**Work to complete:** Can you pull out each line of the data below that includes the word "name"?

**The records:**

***

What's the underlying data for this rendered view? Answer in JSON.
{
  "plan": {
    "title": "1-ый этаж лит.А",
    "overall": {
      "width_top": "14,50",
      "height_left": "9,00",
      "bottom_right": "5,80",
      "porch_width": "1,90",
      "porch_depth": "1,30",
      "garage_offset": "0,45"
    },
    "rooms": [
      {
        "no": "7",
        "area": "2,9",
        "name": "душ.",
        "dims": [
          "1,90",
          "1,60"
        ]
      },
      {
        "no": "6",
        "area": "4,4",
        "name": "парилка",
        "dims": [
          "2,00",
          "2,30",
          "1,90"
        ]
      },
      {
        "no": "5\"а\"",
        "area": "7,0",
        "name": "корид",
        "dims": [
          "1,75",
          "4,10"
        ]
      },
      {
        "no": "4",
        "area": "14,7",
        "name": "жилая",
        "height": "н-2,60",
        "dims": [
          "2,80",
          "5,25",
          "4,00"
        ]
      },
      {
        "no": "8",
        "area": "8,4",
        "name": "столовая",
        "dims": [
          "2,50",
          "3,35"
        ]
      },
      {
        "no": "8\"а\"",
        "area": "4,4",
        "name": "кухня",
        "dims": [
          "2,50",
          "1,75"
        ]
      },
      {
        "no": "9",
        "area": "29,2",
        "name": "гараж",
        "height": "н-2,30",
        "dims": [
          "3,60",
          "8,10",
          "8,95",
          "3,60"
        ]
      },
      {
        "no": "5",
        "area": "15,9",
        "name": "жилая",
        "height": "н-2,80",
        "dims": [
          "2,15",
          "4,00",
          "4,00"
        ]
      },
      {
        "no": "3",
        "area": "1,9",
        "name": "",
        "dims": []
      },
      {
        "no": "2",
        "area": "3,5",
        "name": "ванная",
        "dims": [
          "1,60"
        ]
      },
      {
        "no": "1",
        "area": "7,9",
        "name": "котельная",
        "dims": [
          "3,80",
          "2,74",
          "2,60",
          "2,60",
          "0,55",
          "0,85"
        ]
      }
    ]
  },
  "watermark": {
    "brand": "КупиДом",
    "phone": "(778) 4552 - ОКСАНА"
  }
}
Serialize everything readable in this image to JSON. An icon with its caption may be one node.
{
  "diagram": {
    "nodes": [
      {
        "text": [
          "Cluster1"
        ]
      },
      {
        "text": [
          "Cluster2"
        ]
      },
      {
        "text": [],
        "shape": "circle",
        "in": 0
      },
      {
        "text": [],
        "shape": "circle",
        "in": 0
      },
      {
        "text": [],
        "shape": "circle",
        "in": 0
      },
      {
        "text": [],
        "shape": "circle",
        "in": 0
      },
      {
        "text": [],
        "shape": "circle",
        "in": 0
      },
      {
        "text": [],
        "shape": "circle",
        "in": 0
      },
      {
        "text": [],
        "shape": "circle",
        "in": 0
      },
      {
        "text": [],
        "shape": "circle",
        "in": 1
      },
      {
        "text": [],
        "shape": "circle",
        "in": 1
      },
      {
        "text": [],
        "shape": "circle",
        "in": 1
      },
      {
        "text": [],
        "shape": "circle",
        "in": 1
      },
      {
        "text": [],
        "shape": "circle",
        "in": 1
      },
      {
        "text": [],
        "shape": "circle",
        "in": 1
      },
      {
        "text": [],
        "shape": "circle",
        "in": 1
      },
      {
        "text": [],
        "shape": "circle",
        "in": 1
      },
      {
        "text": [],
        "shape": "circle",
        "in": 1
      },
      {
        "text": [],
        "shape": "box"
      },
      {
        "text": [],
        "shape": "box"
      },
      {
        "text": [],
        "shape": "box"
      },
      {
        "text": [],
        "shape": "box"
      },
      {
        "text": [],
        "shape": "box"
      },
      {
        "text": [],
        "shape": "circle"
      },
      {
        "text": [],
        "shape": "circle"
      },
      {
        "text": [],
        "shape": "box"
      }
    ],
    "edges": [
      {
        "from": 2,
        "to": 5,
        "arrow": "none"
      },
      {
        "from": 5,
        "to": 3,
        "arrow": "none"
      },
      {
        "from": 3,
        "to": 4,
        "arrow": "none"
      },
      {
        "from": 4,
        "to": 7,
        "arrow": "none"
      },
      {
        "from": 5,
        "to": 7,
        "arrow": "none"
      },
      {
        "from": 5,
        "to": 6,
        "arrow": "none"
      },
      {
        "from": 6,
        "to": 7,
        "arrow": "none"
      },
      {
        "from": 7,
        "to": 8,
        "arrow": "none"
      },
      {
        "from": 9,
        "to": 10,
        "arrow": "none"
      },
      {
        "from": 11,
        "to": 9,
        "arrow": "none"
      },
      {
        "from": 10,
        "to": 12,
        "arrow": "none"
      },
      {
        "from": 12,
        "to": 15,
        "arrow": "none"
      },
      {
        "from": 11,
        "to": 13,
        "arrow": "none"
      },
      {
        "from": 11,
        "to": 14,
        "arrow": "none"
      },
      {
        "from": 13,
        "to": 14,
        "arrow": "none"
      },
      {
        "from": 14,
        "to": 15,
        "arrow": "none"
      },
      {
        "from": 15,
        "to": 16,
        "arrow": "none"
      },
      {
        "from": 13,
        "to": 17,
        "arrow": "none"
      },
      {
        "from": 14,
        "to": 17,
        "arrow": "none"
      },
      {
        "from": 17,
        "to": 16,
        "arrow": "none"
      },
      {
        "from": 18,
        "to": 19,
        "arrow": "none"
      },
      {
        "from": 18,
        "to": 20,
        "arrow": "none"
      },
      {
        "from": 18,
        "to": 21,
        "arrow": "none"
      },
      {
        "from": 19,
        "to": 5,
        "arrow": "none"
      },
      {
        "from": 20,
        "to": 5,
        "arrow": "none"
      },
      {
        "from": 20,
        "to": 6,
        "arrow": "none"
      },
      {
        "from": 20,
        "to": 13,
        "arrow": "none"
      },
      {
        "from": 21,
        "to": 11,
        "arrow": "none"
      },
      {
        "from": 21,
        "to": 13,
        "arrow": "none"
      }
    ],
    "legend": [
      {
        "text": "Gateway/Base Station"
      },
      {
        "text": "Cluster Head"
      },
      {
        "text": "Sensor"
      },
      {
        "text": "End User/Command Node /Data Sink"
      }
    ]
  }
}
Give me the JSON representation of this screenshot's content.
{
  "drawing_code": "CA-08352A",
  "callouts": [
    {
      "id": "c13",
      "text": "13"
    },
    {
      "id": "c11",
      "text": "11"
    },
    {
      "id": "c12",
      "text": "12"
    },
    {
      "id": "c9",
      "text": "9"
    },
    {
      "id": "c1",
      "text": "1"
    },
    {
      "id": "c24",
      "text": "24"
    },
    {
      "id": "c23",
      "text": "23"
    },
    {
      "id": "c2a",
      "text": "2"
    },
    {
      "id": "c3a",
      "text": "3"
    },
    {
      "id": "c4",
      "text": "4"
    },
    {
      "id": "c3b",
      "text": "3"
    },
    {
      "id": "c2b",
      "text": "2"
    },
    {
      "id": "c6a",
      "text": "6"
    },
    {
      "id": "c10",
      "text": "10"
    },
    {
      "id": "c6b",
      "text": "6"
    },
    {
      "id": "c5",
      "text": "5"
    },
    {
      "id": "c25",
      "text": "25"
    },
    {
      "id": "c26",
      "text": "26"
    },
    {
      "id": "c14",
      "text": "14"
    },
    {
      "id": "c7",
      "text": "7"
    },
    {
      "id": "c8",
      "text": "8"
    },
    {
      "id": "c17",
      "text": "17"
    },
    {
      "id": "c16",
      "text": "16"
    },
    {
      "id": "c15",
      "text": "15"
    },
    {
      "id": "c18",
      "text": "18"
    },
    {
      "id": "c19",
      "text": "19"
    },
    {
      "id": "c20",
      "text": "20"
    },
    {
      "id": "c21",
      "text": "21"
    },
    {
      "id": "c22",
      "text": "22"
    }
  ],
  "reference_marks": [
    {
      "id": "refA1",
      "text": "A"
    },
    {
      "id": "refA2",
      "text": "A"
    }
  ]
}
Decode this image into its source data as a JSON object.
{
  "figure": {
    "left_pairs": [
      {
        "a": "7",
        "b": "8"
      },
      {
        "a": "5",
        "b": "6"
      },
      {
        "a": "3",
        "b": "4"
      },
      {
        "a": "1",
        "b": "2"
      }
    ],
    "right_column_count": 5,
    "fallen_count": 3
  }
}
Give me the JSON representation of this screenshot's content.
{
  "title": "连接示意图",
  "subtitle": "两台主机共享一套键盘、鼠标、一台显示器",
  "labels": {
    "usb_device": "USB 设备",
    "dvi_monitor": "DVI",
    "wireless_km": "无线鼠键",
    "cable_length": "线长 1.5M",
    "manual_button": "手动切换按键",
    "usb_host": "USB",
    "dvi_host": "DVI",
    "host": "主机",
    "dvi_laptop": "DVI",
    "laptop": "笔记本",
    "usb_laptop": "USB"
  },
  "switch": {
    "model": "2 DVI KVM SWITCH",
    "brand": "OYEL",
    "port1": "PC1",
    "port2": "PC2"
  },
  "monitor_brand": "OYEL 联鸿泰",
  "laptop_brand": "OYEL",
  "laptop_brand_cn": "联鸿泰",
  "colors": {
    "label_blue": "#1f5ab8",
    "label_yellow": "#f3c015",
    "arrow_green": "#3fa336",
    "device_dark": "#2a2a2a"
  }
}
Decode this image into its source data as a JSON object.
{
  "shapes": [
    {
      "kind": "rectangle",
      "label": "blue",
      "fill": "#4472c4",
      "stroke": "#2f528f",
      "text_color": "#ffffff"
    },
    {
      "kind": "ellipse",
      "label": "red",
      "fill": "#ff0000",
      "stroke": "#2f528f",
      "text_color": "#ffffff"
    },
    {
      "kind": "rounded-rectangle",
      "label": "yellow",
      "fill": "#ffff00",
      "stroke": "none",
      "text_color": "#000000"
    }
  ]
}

***

**Finished task:**
        "name": "душ.",
        "name": "парилка",
        "name": "корид",
        "name": "жилая",
        "name": "столовая",
        "name": "кухня",
        "name": "гараж",
        "name": "жилая",
        "name": "",
        "name": "ванная",
        "name": "котельная",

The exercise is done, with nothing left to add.